**Supplied material**
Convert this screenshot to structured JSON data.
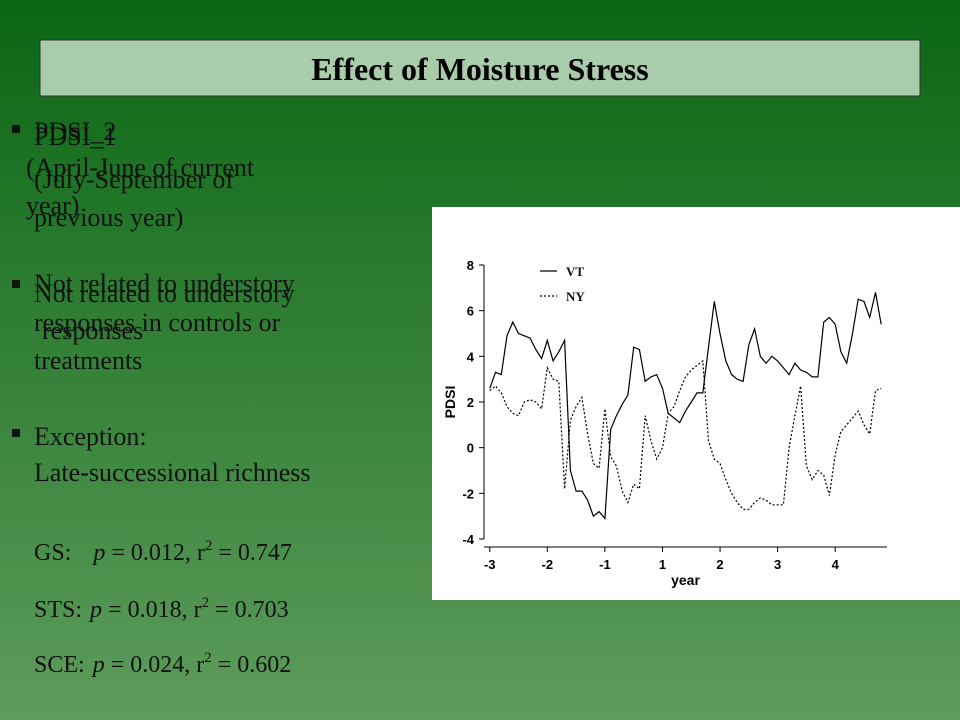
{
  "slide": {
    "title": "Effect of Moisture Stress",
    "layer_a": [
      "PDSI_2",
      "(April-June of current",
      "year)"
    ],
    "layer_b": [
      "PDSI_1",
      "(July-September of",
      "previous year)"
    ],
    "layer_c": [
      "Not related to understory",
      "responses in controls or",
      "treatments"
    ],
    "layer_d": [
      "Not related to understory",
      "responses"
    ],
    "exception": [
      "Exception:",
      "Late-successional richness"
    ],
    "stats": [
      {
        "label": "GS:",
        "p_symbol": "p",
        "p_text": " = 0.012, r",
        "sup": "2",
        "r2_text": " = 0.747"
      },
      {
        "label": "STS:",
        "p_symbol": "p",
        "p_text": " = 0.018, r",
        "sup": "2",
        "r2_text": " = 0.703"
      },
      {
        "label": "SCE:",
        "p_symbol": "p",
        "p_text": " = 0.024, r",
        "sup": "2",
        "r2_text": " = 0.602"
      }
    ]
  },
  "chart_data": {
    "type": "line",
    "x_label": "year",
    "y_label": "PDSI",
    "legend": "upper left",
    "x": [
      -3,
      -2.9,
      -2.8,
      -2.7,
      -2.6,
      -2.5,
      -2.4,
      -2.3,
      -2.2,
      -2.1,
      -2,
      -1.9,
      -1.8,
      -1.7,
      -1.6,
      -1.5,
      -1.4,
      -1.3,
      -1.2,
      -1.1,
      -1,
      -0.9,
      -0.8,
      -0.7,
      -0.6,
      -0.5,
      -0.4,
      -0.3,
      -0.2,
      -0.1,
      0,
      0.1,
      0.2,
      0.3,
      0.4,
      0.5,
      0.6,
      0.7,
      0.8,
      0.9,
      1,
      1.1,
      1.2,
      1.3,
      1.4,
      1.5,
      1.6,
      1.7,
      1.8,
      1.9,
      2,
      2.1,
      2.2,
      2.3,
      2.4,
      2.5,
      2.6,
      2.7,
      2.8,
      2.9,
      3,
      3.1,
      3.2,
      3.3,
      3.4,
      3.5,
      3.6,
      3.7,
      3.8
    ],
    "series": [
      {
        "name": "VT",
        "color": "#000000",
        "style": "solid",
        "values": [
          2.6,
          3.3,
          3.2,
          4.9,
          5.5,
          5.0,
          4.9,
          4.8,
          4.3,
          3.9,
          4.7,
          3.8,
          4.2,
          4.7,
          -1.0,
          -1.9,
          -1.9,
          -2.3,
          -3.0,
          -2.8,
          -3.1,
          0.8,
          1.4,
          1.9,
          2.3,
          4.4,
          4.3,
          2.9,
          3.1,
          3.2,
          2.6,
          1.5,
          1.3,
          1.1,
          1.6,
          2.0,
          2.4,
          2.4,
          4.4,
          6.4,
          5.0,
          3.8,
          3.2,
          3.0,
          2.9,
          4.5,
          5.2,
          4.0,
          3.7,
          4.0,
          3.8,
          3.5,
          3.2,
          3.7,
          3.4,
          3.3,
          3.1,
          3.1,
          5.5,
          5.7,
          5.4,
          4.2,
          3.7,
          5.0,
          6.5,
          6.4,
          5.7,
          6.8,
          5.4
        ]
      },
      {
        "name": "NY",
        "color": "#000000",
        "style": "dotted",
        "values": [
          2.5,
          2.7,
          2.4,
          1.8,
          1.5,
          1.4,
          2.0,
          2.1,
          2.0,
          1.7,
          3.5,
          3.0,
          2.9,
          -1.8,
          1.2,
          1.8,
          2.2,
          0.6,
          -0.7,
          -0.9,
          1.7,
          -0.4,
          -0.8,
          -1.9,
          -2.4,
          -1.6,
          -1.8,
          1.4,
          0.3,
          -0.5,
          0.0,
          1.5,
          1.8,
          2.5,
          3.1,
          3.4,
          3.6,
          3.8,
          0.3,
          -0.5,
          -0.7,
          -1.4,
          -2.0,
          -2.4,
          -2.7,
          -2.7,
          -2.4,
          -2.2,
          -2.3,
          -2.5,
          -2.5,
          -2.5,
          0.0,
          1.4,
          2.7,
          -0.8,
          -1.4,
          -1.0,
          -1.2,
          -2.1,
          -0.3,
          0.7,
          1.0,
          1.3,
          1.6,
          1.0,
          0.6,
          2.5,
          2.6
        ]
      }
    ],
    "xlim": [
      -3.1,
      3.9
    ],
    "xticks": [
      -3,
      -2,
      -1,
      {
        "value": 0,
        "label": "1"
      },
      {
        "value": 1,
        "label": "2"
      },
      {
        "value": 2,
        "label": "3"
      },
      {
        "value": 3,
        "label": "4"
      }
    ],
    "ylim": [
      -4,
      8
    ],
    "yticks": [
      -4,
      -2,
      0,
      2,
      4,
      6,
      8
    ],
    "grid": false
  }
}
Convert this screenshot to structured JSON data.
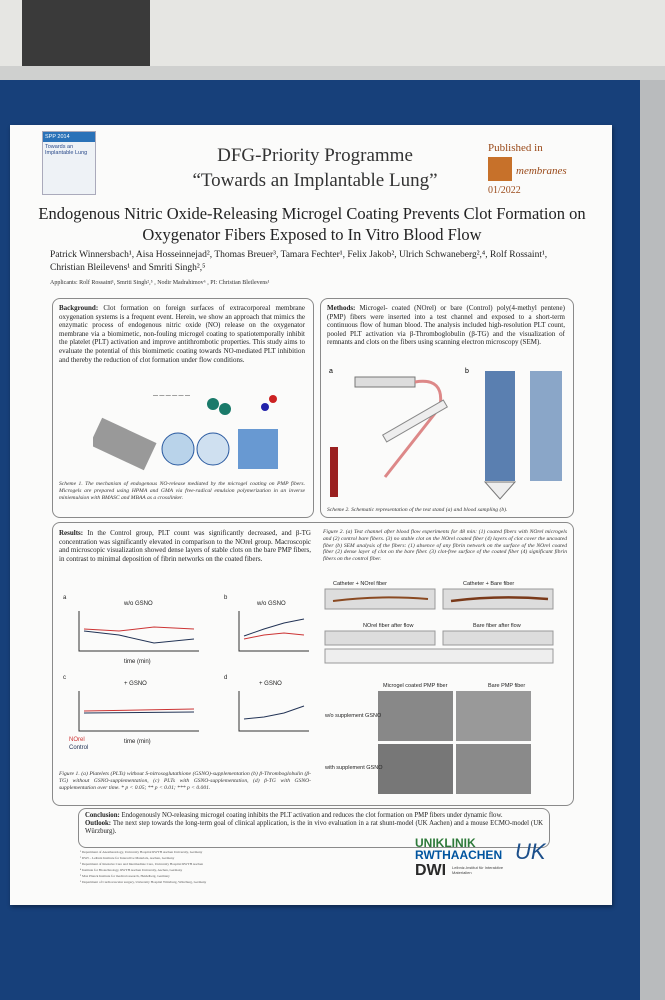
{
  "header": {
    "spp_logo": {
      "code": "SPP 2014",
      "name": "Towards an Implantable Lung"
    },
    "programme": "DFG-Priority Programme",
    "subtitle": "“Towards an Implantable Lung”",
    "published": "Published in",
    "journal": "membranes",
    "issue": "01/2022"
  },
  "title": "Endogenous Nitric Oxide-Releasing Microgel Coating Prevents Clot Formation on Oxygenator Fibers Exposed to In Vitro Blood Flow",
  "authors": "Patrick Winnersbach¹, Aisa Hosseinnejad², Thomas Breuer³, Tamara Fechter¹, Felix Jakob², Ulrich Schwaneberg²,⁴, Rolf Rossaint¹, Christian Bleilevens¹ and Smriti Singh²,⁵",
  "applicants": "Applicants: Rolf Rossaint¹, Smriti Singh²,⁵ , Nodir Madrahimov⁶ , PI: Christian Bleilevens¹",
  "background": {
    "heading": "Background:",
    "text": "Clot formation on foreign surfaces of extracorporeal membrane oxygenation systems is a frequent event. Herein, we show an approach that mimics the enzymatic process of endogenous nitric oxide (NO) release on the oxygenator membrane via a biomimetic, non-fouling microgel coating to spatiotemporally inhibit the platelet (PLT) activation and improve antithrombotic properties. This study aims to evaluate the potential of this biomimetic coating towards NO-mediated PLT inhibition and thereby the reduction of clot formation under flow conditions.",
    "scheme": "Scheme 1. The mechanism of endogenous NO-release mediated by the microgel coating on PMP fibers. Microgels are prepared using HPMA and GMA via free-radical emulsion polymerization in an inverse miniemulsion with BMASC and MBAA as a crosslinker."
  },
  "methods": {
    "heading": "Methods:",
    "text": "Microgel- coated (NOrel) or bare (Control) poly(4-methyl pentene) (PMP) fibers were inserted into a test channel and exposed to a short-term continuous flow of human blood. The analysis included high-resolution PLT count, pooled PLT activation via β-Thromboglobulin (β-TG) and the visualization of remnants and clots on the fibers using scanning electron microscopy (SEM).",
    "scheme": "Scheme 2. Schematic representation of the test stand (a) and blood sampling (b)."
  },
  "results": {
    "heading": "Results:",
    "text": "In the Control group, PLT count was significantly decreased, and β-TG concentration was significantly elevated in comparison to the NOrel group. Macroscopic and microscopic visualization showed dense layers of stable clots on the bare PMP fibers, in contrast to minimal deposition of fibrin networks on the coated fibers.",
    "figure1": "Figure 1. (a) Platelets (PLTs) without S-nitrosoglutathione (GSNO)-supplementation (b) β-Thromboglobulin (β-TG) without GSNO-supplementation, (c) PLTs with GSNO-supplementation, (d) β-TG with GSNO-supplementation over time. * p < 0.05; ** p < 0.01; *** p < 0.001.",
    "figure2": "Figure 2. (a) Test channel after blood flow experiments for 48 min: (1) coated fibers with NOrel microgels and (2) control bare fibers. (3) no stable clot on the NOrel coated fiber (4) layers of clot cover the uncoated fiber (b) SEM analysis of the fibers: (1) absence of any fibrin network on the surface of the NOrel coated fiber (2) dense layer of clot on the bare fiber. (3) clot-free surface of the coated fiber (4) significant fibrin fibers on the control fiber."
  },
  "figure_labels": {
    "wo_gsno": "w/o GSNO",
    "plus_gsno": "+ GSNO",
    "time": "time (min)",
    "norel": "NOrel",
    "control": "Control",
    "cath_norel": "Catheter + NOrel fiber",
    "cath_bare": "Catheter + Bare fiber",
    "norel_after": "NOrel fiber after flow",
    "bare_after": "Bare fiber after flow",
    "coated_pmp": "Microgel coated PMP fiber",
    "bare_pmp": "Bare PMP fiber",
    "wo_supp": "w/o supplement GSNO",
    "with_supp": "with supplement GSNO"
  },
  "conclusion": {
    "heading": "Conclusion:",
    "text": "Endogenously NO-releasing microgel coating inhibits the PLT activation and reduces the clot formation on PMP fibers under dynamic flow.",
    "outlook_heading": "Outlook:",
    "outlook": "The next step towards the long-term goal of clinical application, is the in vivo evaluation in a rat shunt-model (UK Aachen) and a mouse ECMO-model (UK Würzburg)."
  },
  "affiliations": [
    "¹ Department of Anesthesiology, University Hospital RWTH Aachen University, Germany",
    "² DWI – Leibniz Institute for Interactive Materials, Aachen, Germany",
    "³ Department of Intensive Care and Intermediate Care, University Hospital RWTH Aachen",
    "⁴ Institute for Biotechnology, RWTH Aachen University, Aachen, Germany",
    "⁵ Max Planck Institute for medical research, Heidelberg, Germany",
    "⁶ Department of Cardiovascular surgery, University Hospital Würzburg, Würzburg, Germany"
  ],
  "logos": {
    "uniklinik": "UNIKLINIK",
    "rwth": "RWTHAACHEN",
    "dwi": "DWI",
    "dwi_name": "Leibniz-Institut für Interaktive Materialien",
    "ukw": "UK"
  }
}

**Instructions to follow**
From the records above, copy every line that holds the word "Scheme".

**Exercise result**
    "scheme": "Scheme 1. The mechanism of endogenous NO-release mediated by the microgel coating on PMP fibers. Microgels are prepared using HPMA and GMA via free-radical emulsion polymerization in an inverse miniemulsion with BMASC and MBAA as a crosslinker."
    "scheme": "Scheme 2. Schematic representation of the test stand (a) and blood sampling (b)."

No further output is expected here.